WRITTEN INSTRUCTION:
Write the records below out in full, character for character, with no pictures.

· · · ·

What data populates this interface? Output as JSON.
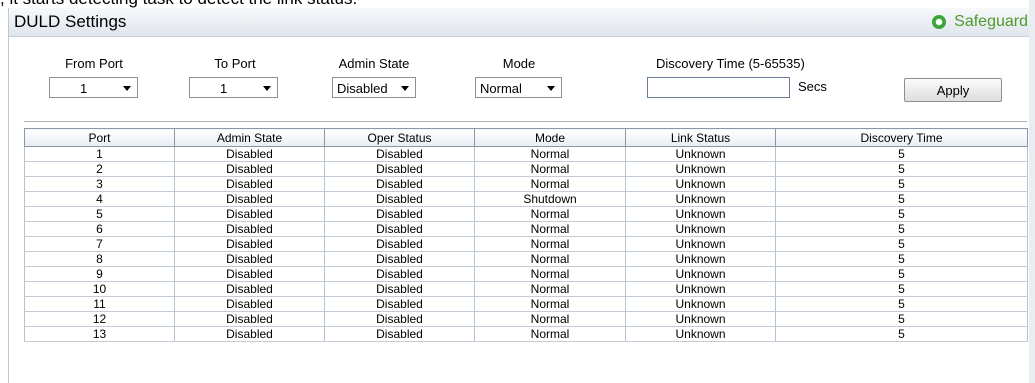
{
  "caption": ", it starts detecting task to detect the link status.",
  "header": {
    "title": "DULD Settings",
    "safeguard_label": "Safeguard",
    "status_color": "#3aa63a"
  },
  "form": {
    "from_port": {
      "label": "From Port",
      "value": "1"
    },
    "to_port": {
      "label": "To Port",
      "value": "1"
    },
    "admin_state": {
      "label": "Admin State",
      "value": "Disabled"
    },
    "mode": {
      "label": "Mode",
      "value": "Normal"
    },
    "discovery_time": {
      "label": "Discovery Time (5-65535)",
      "value": "",
      "unit": "Secs"
    },
    "apply_label": "Apply"
  },
  "table": {
    "columns": [
      "Port",
      "Admin State",
      "Oper Status",
      "Mode",
      "Link Status",
      "Discovery Time"
    ],
    "rows": [
      [
        "1",
        "Disabled",
        "Disabled",
        "Normal",
        "Unknown",
        "5"
      ],
      [
        "2",
        "Disabled",
        "Disabled",
        "Normal",
        "Unknown",
        "5"
      ],
      [
        "3",
        "Disabled",
        "Disabled",
        "Normal",
        "Unknown",
        "5"
      ],
      [
        "4",
        "Disabled",
        "Disabled",
        "Shutdown",
        "Unknown",
        "5"
      ],
      [
        "5",
        "Disabled",
        "Disabled",
        "Normal",
        "Unknown",
        "5"
      ],
      [
        "6",
        "Disabled",
        "Disabled",
        "Normal",
        "Unknown",
        "5"
      ],
      [
        "7",
        "Disabled",
        "Disabled",
        "Normal",
        "Unknown",
        "5"
      ],
      [
        "8",
        "Disabled",
        "Disabled",
        "Normal",
        "Unknown",
        "5"
      ],
      [
        "9",
        "Disabled",
        "Disabled",
        "Normal",
        "Unknown",
        "5"
      ],
      [
        "10",
        "Disabled",
        "Disabled",
        "Normal",
        "Unknown",
        "5"
      ],
      [
        "11",
        "Disabled",
        "Disabled",
        "Normal",
        "Unknown",
        "5"
      ],
      [
        "12",
        "Disabled",
        "Disabled",
        "Normal",
        "Unknown",
        "5"
      ],
      [
        "13",
        "Disabled",
        "Disabled",
        "Normal",
        "Unknown",
        "5"
      ]
    ]
  }
}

· · · ·

RESULT FOR THIS EXERCISE:
What data populates this interface? Output as JSON.
{
  "caption": ", it starts detecting task to detect the link status.",
  "header": {
    "title": "DULD Settings",
    "safeguard_label": "Safeguard",
    "status_color": "#3aa63a"
  },
  "form": {
    "from_port": {
      "label": "From Port",
      "value": "1"
    },
    "to_port": {
      "label": "To Port",
      "value": "1"
    },
    "admin_state": {
      "label": "Admin State",
      "value": "Disabled"
    },
    "mode": {
      "label": "Mode",
      "value": "Normal"
    },
    "discovery_time": {
      "label": "Discovery Time (5-65535)",
      "value": "",
      "unit": "Secs"
    },
    "apply_label": "Apply"
  },
  "table": {
    "columns": [
      "Port",
      "Admin State",
      "Oper Status",
      "Mode",
      "Link Status",
      "Discovery Time"
    ],
    "rows": [
      [
        "1",
        "Disabled",
        "Disabled",
        "Normal",
        "Unknown",
        "5"
      ],
      [
        "2",
        "Disabled",
        "Disabled",
        "Normal",
        "Unknown",
        "5"
      ],
      [
        "3",
        "Disabled",
        "Disabled",
        "Normal",
        "Unknown",
        "5"
      ],
      [
        "4",
        "Disabled",
        "Disabled",
        "Shutdown",
        "Unknown",
        "5"
      ],
      [
        "5",
        "Disabled",
        "Disabled",
        "Normal",
        "Unknown",
        "5"
      ],
      [
        "6",
        "Disabled",
        "Disabled",
        "Normal",
        "Unknown",
        "5"
      ],
      [
        "7",
        "Disabled",
        "Disabled",
        "Normal",
        "Unknown",
        "5"
      ],
      [
        "8",
        "Disabled",
        "Disabled",
        "Normal",
        "Unknown",
        "5"
      ],
      [
        "9",
        "Disabled",
        "Disabled",
        "Normal",
        "Unknown",
        "5"
      ],
      [
        "10",
        "Disabled",
        "Disabled",
        "Normal",
        "Unknown",
        "5"
      ],
      [
        "11",
        "Disabled",
        "Disabled",
        "Normal",
        "Unknown",
        "5"
      ],
      [
        "12",
        "Disabled",
        "Disabled",
        "Normal",
        "Unknown",
        "5"
      ],
      [
        "13",
        "Disabled",
        "Disabled",
        "Normal",
        "Unknown",
        "5"
      ]
    ]
  }
}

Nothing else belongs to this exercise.